**EXERCISE DESCRIPTION**
Drop the pictures from the entries below, then reproduce the rest exactly.

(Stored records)

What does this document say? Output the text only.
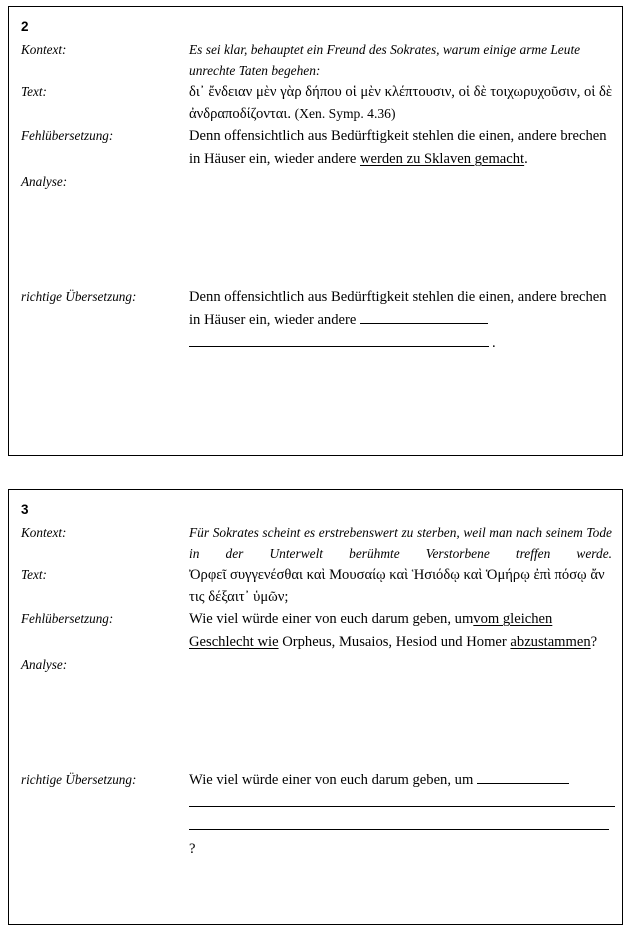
2
Kontext:	Es sei klar, behauptet ein Freund des Sokrates, warum einige arme Leute unrechte Taten begehen:
Text:	δι᾽ ἔνδειαν μὲν γὰρ δήπου οἱ μὲν κλέπτουσιν, οἱ δὲ τοιχωρυχοῦσιν, οἱ δὲ ἀνδραποδίζονται. (Xen. Symp. 4.36)
Fehlübersetzung:	Denn offensichtlich aus Bedürftigkeit stehlen die einen, andere brechen in Häuser ein, wieder andere werden zu Sklaven gemacht.
Analyse:
richtige Übersetzung:	Denn offensichtlich aus Bedürftigkeit stehlen die einen, andere brechen in Häuser ein, wieder andere
.
3
Kontext:	Für Sokrates scheint es erstrebenswert zu sterben, weil man nach seinem Tode in der Unterwelt berühmte Verstorbene treffen werde.
Text:	Ὀρφεῖ συγγενέσθαι καὶ Μουσαίῳ καὶ Ἡσιόδῳ καὶ Ὁμήρῳ ἐπὶ πόσῳ ἄν τις δέξαιτ᾽ ὑμῶν;
Fehlübersetzung:	Wie viel würde einer von euch darum geben, umvom gleichen Geschlecht wie Orpheus, Musaios, Hesiod und Homer abzustammen?
Analyse:
richtige Übersetzung:	Wie viel würde einer von euch darum geben, um
?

**RESULT FOR THIS EXERCISE**
What does this document say? Output the text only.
2
Kontext:	Es sei klar, behauptet ein Freund des Sokrates, warum einige arme Leute unrechte Taten begehen:
Text:	δι᾽ ἔνδειαν μὲν γὰρ δήπου οἱ μὲν κλέπτουσιν, οἱ δὲ τοιχωρυχοῦσιν, οἱ δὲ ἀνδραποδίζονται. (Xen. Symp. 4.36)
Fehlübersetzung:	Denn offensichtlich aus Bedürftigkeit stehlen die einen, andere brechen in Häuser ein, wieder andere werden zu Sklaven gemacht.
Analyse:
richtige Übersetzung:	Denn offensichtlich aus Bedürftigkeit stehlen die einen, andere brechen in Häuser ein, wieder andere
.
3
Kontext:	Für Sokrates scheint es erstrebenswert zu sterben, weil man nach seinem Tode in der Unterwelt berühmte Verstorbene treffen werde.
Text:	Ὀρφεῖ συγγενέσθαι καὶ Μουσαίῳ καὶ Ἡσιόδῳ καὶ Ὁμήρῳ ἐπὶ πόσῳ ἄν τις δέξαιτ᾽ ὑμῶν;
Fehlübersetzung:	Wie viel würde einer von euch darum geben, umvom gleichen Geschlecht wie Orpheus, Musaios, Hesiod und Homer abzustammen?
Analyse:
richtige Übersetzung:	Wie viel würde einer von euch darum geben, um
?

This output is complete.